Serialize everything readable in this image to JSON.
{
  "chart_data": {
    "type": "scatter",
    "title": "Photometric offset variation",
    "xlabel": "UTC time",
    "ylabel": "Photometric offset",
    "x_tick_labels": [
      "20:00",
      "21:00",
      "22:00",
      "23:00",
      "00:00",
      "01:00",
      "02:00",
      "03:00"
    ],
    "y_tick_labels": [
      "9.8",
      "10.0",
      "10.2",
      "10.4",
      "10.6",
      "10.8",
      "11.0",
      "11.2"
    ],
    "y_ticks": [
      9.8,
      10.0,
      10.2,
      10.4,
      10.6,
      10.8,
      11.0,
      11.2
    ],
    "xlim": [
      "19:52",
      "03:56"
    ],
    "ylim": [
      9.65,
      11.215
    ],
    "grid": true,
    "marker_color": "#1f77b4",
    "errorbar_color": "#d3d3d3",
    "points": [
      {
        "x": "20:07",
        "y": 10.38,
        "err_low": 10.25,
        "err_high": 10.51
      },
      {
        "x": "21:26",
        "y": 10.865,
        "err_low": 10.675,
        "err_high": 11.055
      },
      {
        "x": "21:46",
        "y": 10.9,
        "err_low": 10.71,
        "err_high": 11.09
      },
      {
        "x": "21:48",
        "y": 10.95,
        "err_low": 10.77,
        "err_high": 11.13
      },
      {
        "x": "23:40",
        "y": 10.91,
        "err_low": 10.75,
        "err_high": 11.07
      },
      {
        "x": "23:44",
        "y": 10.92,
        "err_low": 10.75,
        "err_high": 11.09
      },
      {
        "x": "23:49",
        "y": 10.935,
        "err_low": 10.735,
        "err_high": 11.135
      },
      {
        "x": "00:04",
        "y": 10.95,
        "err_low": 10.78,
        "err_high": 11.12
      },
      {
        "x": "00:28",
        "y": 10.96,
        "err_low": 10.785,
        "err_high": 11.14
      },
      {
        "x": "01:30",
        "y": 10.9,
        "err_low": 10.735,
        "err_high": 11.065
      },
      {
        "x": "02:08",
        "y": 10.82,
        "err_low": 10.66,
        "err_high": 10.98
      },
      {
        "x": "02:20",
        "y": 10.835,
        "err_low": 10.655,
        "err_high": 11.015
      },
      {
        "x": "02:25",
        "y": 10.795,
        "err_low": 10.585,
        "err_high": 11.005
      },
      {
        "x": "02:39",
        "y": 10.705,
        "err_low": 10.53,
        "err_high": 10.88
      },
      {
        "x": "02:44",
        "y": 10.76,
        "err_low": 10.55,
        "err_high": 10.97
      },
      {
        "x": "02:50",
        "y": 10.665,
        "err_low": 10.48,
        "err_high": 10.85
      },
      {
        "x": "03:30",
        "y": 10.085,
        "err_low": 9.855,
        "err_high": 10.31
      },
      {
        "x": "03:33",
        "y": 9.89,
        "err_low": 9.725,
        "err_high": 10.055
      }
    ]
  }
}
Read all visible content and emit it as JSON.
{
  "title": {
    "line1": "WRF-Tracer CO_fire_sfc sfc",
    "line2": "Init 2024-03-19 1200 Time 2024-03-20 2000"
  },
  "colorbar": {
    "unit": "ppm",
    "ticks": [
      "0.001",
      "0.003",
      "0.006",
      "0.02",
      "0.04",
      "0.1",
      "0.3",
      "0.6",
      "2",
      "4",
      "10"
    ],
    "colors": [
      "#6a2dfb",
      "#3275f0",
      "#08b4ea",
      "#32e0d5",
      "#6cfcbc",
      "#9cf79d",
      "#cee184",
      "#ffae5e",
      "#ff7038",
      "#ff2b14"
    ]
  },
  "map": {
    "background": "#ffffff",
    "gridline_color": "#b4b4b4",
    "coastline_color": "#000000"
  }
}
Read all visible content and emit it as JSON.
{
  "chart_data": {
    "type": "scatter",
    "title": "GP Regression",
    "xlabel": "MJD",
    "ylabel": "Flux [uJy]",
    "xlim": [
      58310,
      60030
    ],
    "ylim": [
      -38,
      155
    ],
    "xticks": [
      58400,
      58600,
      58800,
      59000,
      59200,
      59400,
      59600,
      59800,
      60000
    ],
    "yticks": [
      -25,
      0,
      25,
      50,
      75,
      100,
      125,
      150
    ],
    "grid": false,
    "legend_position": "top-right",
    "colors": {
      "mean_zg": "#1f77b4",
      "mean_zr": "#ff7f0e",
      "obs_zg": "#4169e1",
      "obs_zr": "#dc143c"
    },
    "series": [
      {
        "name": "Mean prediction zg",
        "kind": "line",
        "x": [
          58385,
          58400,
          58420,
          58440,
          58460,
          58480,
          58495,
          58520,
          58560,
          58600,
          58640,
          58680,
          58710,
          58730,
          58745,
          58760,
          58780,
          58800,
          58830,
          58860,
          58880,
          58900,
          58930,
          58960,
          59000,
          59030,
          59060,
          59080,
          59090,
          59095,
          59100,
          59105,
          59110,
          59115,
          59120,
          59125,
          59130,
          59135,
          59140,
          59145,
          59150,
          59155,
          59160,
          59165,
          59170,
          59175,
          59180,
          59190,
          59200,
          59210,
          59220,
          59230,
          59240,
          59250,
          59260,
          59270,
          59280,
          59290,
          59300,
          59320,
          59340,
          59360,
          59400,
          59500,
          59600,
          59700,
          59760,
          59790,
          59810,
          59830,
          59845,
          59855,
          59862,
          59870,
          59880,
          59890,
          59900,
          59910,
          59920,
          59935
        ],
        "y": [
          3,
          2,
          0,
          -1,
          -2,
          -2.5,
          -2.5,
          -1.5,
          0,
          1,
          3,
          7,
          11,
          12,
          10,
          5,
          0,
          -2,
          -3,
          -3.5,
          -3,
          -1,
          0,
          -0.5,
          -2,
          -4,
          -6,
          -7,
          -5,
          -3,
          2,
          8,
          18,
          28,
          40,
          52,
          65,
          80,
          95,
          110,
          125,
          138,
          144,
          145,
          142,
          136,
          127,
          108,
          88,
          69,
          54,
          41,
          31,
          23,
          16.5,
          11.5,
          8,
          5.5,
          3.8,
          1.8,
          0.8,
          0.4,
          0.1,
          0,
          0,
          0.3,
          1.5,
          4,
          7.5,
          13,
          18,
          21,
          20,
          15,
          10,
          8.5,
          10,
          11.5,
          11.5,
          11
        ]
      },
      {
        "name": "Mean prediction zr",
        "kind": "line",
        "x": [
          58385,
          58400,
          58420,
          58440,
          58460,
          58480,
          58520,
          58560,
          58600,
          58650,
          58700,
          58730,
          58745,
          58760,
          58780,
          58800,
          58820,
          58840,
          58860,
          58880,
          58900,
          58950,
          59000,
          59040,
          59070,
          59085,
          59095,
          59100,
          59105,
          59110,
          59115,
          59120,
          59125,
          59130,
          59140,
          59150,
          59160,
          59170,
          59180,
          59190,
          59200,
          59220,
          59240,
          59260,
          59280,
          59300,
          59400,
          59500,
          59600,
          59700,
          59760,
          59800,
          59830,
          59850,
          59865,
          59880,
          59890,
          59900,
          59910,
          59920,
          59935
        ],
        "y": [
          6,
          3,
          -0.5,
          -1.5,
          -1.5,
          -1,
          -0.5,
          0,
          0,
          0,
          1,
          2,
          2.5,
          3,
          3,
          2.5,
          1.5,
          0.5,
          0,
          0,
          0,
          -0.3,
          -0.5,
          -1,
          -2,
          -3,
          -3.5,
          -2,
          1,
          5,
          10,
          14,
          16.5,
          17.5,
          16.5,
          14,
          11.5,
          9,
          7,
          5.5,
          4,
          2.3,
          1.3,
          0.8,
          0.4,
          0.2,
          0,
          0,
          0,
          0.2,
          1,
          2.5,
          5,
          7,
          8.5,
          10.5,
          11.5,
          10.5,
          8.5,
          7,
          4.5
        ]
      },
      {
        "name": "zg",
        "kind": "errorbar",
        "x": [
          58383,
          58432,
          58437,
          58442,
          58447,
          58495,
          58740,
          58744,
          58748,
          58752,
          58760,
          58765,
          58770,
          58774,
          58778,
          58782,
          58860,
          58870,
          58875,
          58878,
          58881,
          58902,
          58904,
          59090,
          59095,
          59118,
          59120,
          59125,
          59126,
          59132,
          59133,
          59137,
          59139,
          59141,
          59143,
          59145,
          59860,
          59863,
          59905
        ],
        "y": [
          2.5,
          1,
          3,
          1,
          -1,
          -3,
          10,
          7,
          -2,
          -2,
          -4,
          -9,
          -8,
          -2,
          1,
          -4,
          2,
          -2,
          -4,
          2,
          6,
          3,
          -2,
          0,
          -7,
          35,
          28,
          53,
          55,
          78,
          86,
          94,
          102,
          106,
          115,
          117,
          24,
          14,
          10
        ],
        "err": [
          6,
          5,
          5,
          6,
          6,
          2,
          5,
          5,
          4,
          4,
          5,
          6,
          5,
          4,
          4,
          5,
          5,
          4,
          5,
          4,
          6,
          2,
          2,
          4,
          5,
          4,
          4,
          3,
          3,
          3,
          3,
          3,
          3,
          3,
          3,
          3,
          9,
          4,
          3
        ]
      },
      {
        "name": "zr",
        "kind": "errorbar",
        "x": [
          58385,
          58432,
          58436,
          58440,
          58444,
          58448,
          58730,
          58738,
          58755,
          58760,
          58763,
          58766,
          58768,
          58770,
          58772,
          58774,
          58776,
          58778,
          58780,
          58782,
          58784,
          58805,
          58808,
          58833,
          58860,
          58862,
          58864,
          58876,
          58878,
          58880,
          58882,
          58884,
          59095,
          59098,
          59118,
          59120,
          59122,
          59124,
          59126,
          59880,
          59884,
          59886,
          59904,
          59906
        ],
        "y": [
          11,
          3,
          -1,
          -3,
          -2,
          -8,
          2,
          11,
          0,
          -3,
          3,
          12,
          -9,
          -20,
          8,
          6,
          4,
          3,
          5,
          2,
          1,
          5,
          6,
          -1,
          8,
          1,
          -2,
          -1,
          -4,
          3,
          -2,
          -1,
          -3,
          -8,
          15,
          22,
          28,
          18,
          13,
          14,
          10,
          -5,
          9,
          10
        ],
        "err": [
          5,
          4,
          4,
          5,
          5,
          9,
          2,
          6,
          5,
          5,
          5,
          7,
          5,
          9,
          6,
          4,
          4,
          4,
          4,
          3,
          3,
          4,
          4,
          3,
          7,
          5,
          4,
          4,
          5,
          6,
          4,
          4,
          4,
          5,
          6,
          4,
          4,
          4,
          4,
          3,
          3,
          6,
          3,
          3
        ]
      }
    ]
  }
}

========

== EXERCISE GOAL ==
List each line holding the string "ylabel".

== ANSWER TO THE TASK ==
    "ylabel": "Photometric offset",
    "ylabel": "Flux [uJy]",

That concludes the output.